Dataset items
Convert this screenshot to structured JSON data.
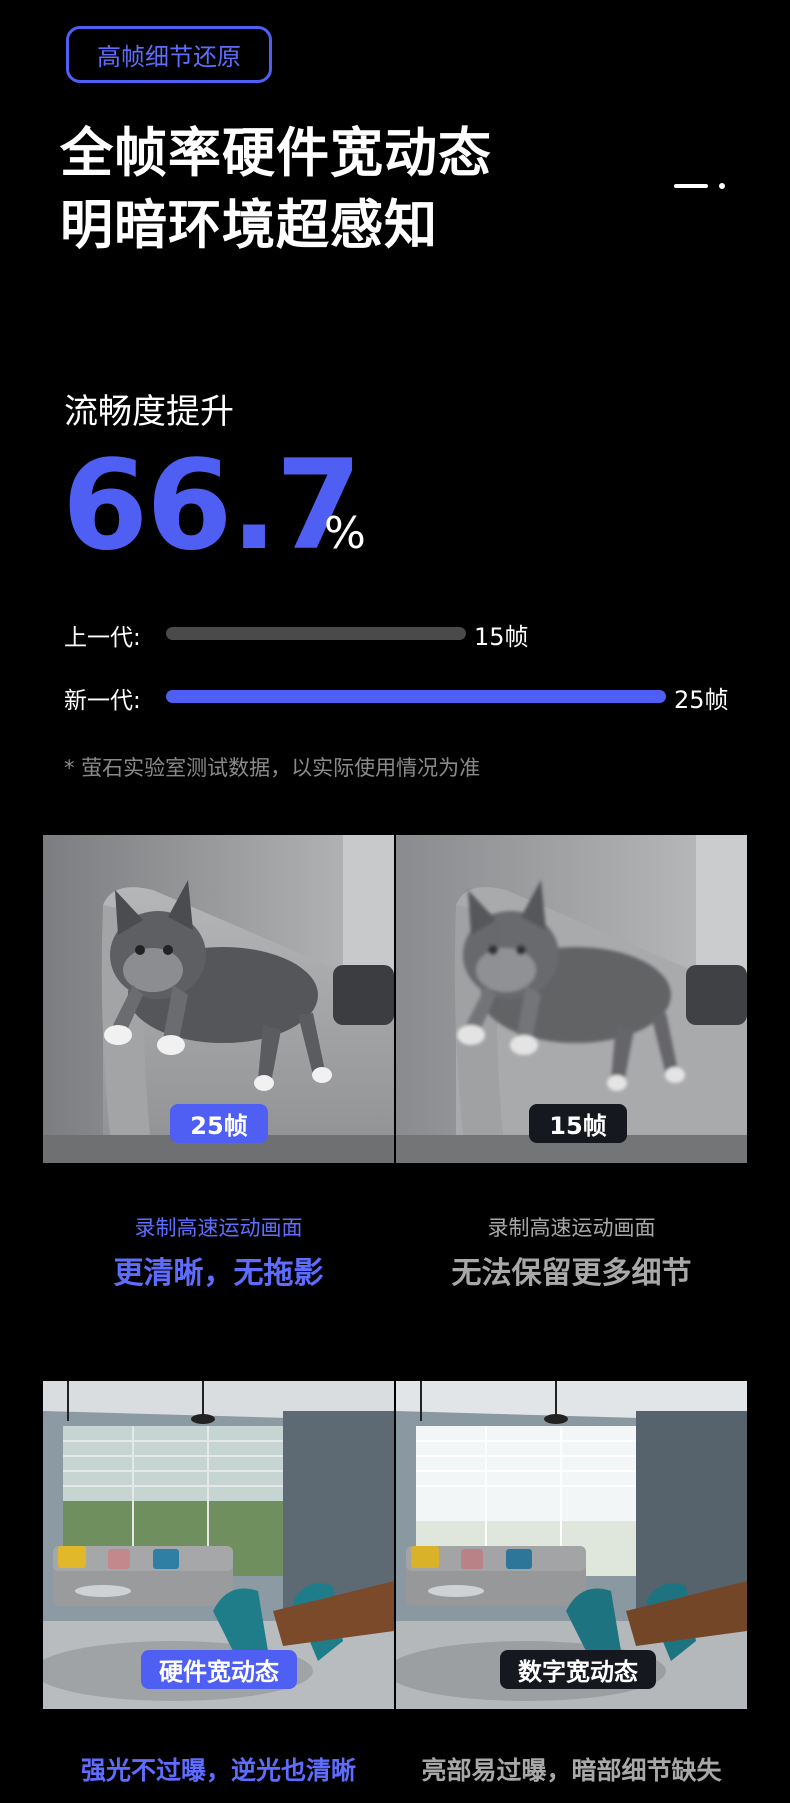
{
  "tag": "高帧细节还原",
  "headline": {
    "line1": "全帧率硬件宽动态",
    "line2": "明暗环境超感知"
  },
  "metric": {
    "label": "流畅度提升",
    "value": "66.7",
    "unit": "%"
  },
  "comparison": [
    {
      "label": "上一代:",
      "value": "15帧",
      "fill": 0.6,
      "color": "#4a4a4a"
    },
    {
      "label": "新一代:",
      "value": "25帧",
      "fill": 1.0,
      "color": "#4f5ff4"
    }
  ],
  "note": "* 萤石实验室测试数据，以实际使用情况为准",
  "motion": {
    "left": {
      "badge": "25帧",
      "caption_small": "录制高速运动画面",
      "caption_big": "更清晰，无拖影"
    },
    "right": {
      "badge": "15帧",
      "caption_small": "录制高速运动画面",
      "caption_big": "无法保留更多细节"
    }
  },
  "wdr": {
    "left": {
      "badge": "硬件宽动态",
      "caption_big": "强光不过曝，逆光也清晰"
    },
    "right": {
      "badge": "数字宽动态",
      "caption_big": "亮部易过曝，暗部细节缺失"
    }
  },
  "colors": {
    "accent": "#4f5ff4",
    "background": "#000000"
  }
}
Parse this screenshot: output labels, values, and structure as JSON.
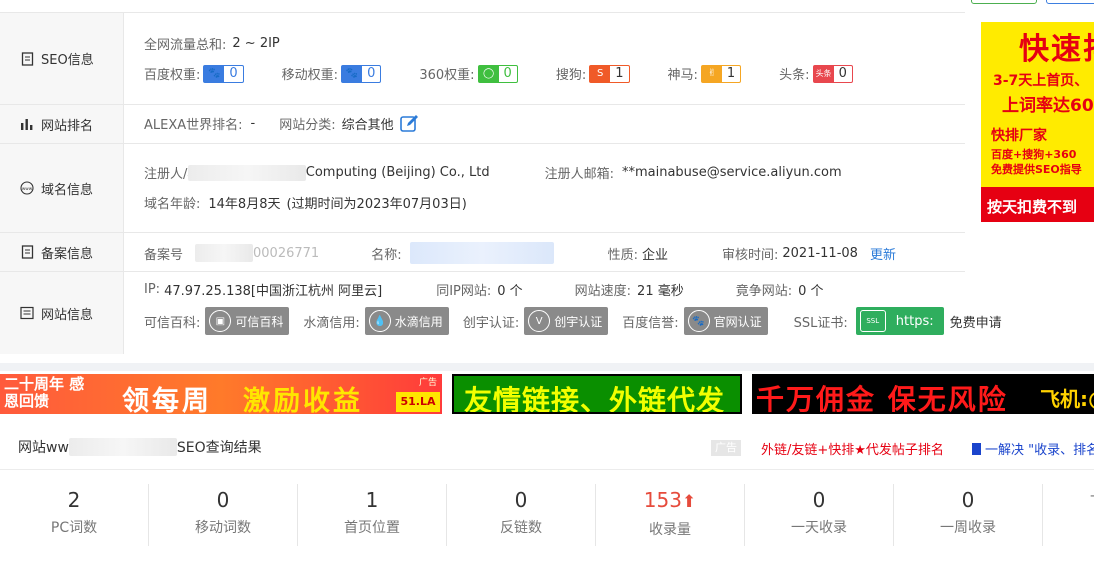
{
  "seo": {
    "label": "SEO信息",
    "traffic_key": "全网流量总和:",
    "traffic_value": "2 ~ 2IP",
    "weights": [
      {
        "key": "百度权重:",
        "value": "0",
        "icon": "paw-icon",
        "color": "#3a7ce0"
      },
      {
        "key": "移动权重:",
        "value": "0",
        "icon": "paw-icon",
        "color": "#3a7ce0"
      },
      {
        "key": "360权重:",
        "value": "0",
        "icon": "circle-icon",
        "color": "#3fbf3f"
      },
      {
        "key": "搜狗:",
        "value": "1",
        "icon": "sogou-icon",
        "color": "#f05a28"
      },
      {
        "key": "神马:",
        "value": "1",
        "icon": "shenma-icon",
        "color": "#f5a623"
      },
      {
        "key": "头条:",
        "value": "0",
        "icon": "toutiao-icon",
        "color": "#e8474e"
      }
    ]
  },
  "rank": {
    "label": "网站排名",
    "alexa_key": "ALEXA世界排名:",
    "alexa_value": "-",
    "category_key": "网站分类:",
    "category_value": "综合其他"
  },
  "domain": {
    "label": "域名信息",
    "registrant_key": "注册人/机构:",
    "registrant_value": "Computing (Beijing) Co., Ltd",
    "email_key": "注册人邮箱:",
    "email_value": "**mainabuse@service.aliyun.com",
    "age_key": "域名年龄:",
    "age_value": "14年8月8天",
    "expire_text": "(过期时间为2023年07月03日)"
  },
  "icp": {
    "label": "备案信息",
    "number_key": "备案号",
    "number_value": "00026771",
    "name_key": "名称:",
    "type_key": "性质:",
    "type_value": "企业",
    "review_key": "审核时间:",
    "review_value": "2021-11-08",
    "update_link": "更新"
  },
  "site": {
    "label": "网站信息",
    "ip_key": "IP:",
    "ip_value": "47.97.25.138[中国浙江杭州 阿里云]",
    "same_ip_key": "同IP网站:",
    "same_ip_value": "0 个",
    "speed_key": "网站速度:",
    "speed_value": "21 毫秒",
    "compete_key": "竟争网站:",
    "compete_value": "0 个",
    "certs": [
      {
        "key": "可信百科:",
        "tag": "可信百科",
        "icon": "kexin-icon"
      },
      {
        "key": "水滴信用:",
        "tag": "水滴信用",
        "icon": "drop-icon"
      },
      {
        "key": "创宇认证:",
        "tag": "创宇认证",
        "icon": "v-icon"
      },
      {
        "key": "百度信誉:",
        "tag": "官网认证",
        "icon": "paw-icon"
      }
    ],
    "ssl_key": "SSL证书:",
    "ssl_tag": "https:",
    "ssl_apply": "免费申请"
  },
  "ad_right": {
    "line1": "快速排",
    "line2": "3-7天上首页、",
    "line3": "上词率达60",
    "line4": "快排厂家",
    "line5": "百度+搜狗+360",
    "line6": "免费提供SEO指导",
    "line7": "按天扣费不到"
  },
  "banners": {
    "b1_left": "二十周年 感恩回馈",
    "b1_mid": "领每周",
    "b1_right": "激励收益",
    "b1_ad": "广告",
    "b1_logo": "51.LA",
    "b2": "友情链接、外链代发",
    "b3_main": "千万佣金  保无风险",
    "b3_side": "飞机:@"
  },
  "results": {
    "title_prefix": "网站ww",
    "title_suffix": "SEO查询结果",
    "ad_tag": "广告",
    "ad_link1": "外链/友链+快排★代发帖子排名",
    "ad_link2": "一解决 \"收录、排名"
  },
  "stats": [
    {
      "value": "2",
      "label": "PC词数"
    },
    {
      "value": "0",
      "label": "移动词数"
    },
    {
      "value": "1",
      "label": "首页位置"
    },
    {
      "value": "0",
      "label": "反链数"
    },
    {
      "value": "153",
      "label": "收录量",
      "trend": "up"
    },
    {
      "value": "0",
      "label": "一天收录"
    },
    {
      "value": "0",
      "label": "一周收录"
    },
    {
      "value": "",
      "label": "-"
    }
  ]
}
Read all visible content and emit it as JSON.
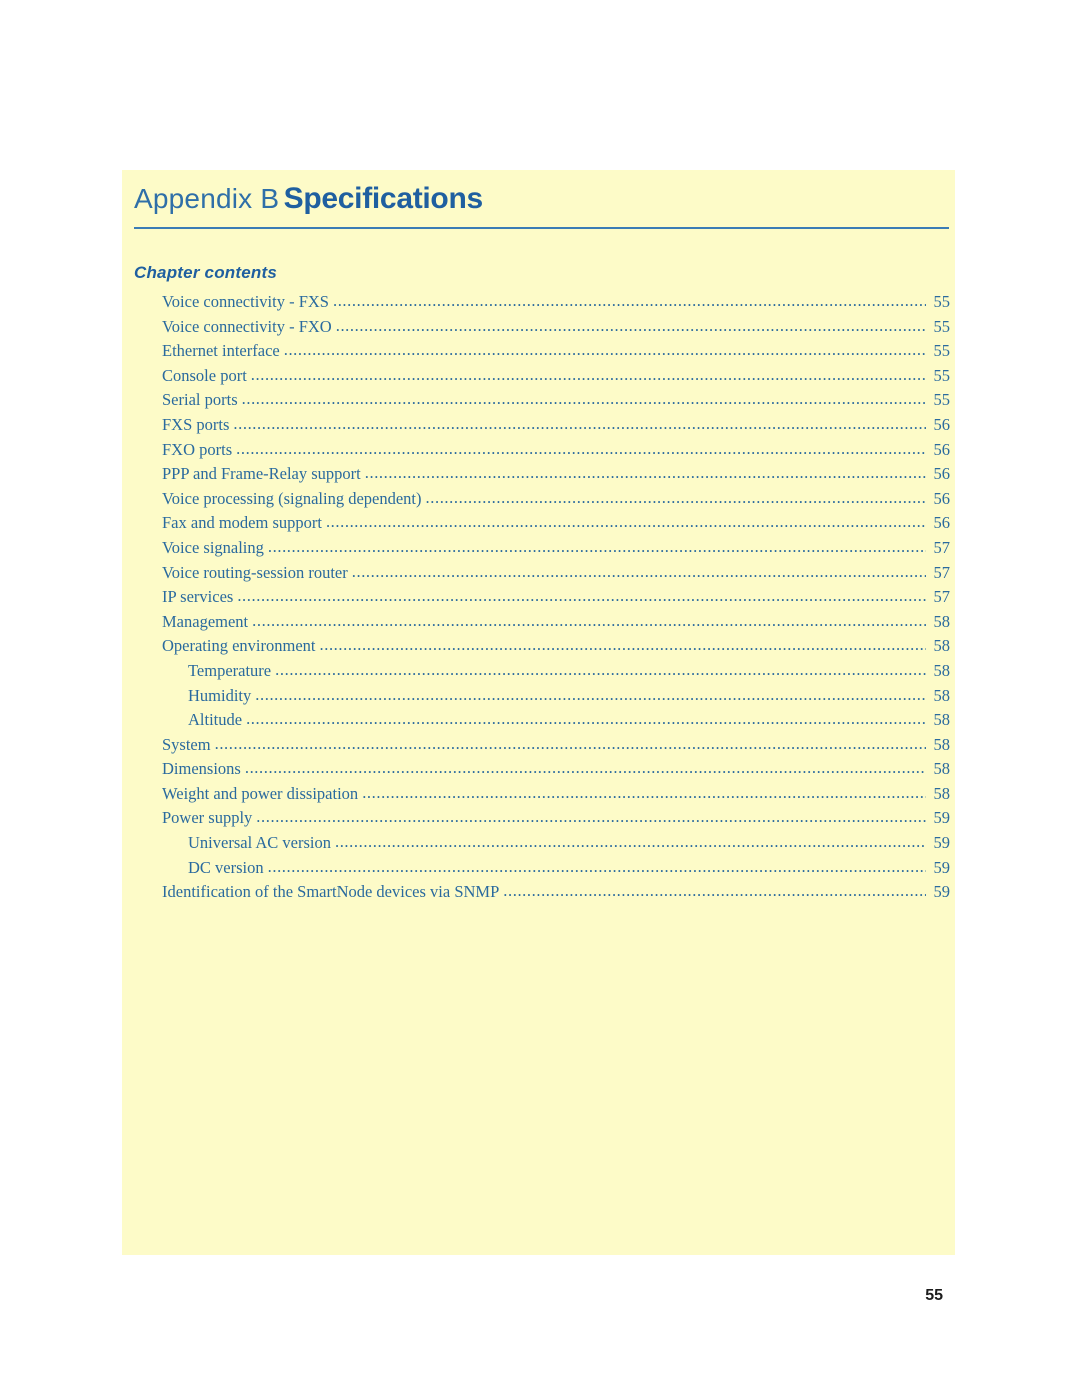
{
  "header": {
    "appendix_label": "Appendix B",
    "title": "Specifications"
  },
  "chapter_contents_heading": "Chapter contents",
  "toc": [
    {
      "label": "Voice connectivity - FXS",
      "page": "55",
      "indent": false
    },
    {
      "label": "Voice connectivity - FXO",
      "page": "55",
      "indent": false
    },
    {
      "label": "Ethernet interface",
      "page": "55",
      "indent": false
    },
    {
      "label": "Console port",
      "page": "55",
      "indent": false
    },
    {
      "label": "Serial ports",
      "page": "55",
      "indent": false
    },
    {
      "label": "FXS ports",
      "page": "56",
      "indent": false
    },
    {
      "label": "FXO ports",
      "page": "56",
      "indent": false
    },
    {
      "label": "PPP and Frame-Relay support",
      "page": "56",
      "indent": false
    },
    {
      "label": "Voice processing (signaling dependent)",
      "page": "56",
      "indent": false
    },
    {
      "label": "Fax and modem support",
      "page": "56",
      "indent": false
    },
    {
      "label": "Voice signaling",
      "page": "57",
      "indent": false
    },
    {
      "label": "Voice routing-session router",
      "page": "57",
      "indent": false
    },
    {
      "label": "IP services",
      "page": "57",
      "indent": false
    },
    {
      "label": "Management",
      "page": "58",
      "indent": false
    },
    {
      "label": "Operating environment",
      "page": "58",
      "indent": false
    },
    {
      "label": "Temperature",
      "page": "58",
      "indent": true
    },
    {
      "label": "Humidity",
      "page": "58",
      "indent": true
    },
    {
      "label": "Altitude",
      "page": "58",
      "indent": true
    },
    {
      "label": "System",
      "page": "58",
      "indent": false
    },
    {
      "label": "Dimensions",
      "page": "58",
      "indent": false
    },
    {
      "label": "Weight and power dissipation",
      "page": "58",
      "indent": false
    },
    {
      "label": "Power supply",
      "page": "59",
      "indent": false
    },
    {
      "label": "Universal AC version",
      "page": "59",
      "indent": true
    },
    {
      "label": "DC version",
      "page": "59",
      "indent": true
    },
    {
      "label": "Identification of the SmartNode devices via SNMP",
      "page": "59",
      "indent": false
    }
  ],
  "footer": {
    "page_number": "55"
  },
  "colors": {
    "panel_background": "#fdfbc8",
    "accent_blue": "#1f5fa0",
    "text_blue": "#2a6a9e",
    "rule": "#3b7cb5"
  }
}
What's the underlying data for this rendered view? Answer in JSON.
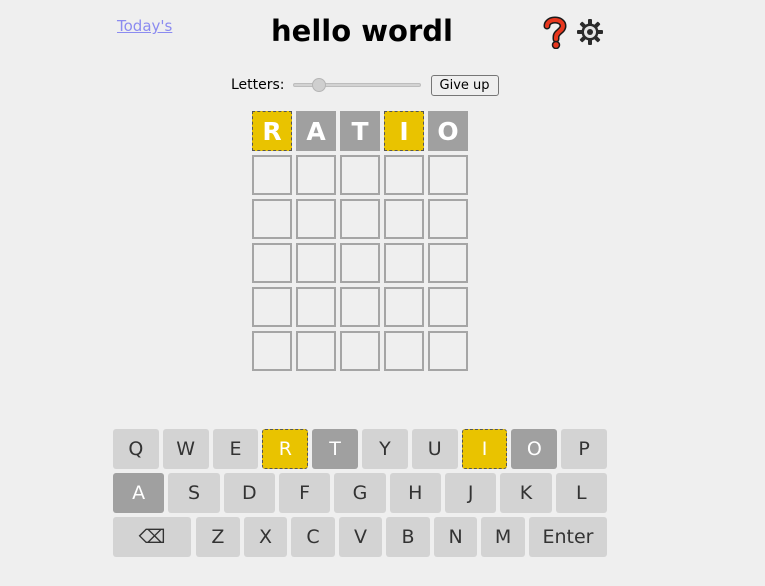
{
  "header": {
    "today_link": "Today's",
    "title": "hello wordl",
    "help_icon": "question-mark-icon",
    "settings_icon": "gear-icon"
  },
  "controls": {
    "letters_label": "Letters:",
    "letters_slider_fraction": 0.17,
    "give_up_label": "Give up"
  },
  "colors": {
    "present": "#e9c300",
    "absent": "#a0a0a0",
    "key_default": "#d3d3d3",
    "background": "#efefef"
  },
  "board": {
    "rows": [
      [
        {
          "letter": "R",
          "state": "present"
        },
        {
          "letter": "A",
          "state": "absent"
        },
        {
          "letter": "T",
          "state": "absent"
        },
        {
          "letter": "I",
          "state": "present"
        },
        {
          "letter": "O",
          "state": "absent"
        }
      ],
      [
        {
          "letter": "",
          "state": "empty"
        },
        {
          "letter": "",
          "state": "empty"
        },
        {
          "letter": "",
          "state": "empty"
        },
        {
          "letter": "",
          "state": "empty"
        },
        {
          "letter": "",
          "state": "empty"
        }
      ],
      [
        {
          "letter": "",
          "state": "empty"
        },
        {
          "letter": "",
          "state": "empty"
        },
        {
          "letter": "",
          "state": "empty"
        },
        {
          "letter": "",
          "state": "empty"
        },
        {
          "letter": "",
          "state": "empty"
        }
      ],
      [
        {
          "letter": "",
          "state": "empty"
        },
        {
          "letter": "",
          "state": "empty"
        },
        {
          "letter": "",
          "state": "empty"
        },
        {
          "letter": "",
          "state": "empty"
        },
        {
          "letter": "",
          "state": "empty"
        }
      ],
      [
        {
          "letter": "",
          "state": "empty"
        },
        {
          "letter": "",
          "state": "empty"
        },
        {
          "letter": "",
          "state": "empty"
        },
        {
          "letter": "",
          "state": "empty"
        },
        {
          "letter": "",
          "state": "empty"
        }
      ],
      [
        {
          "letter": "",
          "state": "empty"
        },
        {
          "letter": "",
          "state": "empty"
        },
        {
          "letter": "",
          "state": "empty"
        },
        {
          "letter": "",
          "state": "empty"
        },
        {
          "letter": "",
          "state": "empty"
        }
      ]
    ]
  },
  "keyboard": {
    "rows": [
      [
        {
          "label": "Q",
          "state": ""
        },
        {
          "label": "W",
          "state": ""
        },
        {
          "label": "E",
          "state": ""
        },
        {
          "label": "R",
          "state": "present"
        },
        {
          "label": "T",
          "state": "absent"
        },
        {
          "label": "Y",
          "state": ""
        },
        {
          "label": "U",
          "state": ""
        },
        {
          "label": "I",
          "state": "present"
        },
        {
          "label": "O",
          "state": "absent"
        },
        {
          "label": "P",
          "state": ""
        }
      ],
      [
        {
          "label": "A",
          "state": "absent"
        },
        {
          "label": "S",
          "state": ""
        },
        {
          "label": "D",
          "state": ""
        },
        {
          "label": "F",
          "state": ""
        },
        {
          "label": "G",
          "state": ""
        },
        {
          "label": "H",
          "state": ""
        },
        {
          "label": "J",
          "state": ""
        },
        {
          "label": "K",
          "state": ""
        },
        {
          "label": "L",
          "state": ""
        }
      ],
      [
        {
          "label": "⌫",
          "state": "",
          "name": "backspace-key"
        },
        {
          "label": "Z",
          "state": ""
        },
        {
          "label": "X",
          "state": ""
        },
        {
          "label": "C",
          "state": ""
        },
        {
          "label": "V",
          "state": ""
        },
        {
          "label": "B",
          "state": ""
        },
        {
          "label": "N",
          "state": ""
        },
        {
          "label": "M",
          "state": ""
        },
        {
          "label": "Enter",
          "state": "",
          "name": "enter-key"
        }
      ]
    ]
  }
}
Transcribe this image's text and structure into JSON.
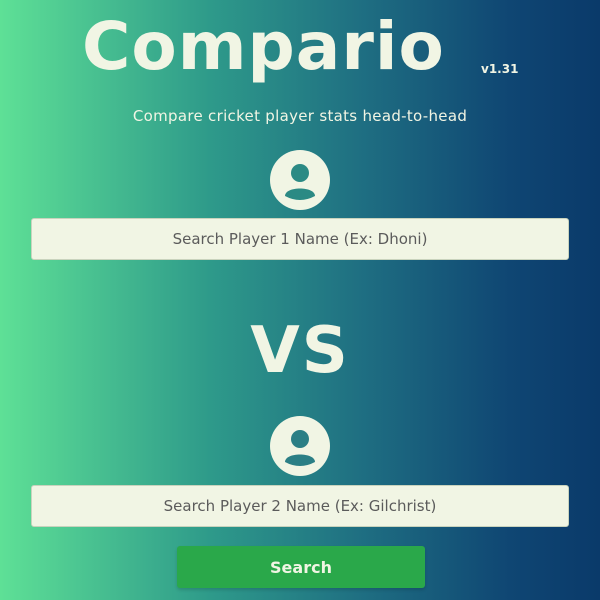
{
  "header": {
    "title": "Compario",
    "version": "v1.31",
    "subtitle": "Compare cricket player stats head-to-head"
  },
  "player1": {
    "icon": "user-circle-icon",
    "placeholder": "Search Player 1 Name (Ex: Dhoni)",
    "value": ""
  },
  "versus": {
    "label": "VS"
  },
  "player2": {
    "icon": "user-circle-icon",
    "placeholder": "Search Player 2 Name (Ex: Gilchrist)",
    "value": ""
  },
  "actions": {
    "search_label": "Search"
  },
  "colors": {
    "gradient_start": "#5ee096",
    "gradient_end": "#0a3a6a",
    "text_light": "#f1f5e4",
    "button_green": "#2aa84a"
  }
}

__Exercise brief__
Pull out the lines above in which the word "signaling" appears.

__Response below__
      "label": "Voice processing (signaling dependent)",
      "label": "Voice signaling",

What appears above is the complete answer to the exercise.